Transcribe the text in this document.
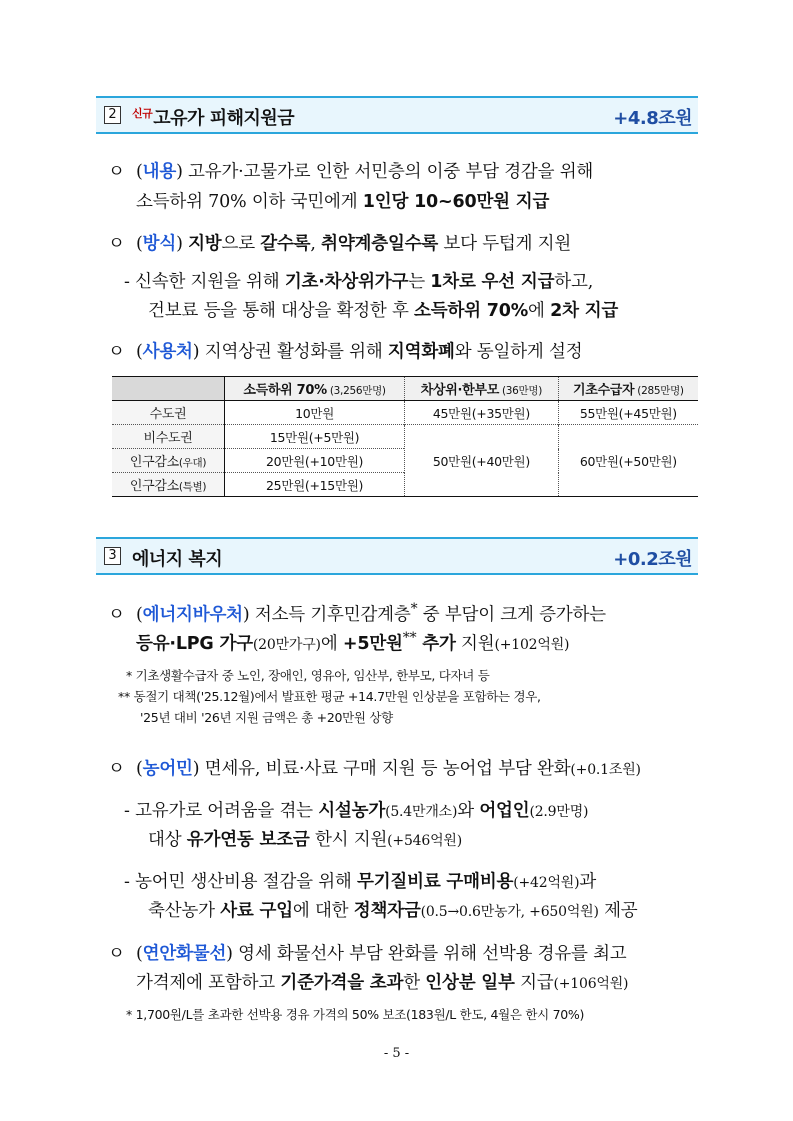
2	$^{신규}$고유가 피해지원금	+4.8조원
ㅇ (내용) 고유가·고물가로 인한 서민층의 이중 부담 경감을 위해
소득하위 70% 이하 국민에게 1인당 10~60만원 지급
ㅇ (방식) 지방으로 갈수록, 취약계층일수록 보다 두텁게 지원
- 신속한 지원을 위해 기초·차상위가구는 1차로 우선 지급하고,
건보료 등을 통해 대상을 확정한 후 소득하위 70%에 2차 지급
ㅇ (사용처) 지역상권 활성화를 위해 지역화폐와 동일하게 설정
	소득하위 70% (3,256만명)	차상위·한부모 (36만명)	기초수급자 (285만명)
수도권	10만원	45만원(+35만원)	55만원(+45만원)
비수도권	15만원(+5만원)	50만원(+40만원)	60만원(+50만원)
인구감소(우대)	20만원(+10만원)		
인구감소(특별)	25만원(+15만원)		
3 에너지 복지	+0.2조원
ㅇ (에너지바우처) 저소득 기후민감계층* 중 부담이 크게 증가하는
등유·LPG 가구(20만가구)에 +5만원** 추가 지원(+102억원)
* 기초생활수급자 중 노인, 장애인, 영유아, 임산부, 한부모, 다자녀 등
** 동절기 대책('25.12월)에서 발표한 평균 +14.7만원 인상분을 포함하는 경우,
'25년 대비 '26년 지원 금액은 총 +20만원 상향
ㅇ (농어민) 면세유, 비료·사료 구매 지원 등 농어업 부담 완화(+0.1조원)
- 고유가로 어려움을 겪는 시설농가(5.4만개소)와 어업인(2.9만명)
대상 유가연동 보조금 한시 지원(+546억원)
- 농어민 생산비용 절감을 위해 무기질비료 구매비용(+42억원)과
축산농가 사료 구입에 대한 정책자금(0.5→0.6만농가, +650억원) 제공
ㅇ (연안화물선) 영세 화물선사 부담 완화를 위해 선박용 경유를 최고
가격제에 포함하고 기준가격을 초과한 인상분 일부 지급(+106억원)
* 1,700원/L를 초과한 선박용 경유 가격의 50% 보조(183원/L 한도, 4월은 한시 70%)
- 5 -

== WORK TO DO ==
Count how many lines above include the word "소득하위" and answer with that figure only.

== WRITTEN SOLUTION ==
3